Exercise inputs:
* start *

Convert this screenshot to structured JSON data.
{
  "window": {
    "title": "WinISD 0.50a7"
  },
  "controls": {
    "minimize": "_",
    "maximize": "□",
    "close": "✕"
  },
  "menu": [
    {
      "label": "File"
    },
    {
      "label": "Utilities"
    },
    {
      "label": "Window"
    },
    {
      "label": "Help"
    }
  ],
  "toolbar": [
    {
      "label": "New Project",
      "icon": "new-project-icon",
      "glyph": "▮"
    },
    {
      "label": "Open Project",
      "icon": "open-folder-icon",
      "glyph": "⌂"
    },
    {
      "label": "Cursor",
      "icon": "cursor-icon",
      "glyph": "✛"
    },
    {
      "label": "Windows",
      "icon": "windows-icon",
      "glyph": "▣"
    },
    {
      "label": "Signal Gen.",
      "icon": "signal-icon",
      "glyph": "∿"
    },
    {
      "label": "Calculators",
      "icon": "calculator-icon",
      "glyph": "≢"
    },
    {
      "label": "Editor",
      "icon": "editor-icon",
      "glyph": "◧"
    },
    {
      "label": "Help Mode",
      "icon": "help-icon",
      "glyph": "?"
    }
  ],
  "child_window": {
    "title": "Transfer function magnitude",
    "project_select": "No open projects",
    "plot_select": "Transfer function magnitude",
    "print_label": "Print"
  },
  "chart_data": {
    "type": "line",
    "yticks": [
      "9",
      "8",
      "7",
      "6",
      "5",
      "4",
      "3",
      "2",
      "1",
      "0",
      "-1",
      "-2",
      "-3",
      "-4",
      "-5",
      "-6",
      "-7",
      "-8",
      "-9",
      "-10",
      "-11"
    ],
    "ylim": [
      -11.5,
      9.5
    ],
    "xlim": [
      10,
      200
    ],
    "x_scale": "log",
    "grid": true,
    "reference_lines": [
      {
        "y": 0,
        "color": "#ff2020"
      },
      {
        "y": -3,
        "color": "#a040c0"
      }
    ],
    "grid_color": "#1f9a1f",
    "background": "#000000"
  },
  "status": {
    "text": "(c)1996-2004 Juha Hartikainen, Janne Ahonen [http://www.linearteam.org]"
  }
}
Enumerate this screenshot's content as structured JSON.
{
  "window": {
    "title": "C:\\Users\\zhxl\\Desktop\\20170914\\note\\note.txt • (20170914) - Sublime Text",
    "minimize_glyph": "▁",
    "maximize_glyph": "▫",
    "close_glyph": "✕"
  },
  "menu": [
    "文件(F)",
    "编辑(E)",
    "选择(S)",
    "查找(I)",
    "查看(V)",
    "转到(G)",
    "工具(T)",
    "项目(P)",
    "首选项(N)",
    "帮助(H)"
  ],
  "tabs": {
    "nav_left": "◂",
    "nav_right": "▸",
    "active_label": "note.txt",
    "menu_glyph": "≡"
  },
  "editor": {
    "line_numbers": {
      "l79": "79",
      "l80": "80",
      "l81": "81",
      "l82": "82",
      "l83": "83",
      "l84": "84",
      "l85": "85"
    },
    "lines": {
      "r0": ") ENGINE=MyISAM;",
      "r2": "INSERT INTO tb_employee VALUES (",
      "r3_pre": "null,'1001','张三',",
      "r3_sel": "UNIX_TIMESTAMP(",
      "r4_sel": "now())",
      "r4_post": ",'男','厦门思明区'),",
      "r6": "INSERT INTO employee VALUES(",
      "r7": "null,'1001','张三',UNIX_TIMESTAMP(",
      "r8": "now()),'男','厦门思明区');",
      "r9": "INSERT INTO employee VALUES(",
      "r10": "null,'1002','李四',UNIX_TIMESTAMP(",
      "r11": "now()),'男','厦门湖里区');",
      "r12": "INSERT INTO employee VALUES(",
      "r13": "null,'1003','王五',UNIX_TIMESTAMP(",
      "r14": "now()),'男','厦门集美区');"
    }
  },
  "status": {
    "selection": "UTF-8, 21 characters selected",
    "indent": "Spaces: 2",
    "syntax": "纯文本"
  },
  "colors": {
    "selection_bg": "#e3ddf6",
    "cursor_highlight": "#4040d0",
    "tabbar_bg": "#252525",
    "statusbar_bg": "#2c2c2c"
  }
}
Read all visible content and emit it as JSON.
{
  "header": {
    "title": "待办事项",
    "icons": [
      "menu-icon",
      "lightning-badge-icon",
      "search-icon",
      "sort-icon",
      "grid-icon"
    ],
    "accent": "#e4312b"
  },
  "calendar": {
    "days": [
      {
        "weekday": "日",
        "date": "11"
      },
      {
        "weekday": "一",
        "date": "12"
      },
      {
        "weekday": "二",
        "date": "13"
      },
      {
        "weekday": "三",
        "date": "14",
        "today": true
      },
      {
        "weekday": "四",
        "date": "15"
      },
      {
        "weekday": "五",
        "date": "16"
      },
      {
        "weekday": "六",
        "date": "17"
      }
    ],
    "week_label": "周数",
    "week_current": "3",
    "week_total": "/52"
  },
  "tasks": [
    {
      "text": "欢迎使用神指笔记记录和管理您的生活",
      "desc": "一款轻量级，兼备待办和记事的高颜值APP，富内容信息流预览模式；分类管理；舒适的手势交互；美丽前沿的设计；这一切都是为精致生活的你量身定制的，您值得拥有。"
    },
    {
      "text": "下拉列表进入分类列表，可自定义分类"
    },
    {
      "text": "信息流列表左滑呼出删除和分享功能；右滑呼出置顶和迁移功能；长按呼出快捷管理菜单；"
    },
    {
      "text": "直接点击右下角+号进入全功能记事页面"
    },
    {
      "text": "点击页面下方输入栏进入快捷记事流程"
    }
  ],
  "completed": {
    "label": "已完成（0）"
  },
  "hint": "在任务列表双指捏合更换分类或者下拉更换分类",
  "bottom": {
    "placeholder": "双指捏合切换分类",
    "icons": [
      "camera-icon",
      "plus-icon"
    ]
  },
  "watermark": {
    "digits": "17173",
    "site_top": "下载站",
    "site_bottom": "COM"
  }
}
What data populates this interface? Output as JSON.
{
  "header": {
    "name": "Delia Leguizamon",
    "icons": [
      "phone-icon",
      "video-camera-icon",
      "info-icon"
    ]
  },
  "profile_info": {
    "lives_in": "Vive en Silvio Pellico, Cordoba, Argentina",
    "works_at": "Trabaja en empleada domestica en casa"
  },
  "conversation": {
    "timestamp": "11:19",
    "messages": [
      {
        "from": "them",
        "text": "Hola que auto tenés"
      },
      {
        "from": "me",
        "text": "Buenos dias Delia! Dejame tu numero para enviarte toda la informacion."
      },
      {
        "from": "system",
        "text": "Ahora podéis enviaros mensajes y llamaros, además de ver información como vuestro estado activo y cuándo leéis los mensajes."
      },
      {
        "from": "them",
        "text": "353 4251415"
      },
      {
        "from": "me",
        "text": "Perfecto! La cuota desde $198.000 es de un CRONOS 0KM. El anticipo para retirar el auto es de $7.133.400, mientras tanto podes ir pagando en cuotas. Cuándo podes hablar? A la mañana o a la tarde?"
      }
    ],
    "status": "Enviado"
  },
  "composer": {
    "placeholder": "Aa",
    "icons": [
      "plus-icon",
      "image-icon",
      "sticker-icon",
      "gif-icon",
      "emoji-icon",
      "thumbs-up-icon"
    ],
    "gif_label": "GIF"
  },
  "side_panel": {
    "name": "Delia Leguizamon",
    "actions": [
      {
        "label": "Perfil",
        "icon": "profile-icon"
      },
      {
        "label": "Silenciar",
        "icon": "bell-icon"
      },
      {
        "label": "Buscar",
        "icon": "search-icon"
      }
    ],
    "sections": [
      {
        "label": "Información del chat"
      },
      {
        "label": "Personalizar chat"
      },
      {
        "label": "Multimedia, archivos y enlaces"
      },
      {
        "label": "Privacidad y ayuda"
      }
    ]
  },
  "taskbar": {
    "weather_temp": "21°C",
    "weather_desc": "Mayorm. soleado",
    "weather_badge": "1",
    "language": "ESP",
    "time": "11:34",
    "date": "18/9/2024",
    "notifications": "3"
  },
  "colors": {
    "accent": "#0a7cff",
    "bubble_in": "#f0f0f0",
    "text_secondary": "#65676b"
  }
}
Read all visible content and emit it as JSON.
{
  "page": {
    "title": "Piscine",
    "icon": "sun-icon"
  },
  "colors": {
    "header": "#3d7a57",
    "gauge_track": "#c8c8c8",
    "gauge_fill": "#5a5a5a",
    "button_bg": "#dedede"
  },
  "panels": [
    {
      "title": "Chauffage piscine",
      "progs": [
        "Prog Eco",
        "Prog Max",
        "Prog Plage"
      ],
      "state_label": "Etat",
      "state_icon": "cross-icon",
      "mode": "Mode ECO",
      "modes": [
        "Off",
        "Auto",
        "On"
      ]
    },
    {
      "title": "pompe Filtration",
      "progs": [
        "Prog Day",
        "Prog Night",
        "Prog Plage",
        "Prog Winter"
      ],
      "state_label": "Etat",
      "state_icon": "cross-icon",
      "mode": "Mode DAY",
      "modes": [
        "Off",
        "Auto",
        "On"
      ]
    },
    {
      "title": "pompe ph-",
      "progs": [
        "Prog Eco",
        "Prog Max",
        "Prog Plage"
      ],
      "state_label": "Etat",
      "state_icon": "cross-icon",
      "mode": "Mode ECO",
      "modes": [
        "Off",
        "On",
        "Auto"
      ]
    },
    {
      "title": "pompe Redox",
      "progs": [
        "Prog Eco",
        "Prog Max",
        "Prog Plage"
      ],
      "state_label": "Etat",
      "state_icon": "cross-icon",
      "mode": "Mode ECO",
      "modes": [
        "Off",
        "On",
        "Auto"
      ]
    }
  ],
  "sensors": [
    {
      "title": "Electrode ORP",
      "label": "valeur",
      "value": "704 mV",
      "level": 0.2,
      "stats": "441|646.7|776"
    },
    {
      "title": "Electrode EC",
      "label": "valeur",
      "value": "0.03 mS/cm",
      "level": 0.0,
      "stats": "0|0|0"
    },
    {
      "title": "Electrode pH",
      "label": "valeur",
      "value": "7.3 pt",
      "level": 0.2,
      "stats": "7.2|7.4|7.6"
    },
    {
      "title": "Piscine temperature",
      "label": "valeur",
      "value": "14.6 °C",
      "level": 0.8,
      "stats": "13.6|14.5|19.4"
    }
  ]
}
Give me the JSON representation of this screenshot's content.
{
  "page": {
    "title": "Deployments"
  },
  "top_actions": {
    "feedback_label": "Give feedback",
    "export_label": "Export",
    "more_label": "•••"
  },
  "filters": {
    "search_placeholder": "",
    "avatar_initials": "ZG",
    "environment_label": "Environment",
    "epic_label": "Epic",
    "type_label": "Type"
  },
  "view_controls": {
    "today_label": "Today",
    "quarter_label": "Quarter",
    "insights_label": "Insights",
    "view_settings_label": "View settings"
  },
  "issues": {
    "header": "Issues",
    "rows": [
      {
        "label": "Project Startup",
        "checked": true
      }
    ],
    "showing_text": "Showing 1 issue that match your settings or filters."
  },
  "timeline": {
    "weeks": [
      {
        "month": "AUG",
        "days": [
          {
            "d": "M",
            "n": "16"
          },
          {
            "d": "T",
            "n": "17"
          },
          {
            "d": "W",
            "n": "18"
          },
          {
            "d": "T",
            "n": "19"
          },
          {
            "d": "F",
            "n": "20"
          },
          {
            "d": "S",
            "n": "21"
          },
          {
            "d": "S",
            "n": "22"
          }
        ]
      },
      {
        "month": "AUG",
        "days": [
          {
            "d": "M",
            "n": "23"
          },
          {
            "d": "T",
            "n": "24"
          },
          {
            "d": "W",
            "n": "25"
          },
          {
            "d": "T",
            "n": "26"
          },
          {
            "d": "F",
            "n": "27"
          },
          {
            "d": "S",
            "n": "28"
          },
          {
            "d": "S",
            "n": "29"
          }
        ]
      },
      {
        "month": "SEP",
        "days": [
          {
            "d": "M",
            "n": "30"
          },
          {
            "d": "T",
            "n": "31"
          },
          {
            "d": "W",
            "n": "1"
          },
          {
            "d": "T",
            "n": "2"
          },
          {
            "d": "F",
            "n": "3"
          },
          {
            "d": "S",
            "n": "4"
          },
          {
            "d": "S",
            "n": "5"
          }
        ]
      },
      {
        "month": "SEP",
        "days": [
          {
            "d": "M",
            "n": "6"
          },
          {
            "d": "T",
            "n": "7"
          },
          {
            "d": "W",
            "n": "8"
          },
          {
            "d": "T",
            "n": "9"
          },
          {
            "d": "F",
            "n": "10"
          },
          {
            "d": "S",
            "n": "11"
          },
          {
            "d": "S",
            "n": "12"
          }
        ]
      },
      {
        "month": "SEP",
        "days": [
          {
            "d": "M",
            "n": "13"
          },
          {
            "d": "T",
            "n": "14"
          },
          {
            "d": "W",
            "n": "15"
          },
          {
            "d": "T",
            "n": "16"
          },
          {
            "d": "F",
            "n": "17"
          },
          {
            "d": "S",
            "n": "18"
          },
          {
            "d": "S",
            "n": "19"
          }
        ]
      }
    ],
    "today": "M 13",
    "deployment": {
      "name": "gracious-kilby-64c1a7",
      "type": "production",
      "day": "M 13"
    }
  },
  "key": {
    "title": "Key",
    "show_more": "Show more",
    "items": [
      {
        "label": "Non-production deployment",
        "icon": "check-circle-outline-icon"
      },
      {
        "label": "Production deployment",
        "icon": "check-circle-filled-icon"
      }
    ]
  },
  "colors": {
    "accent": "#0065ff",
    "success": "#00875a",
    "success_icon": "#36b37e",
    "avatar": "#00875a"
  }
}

* end *

Prompt:
What is the number of lines in the listing that include the word "weekday"? Give that number and nothing else.

Solved exercise:
7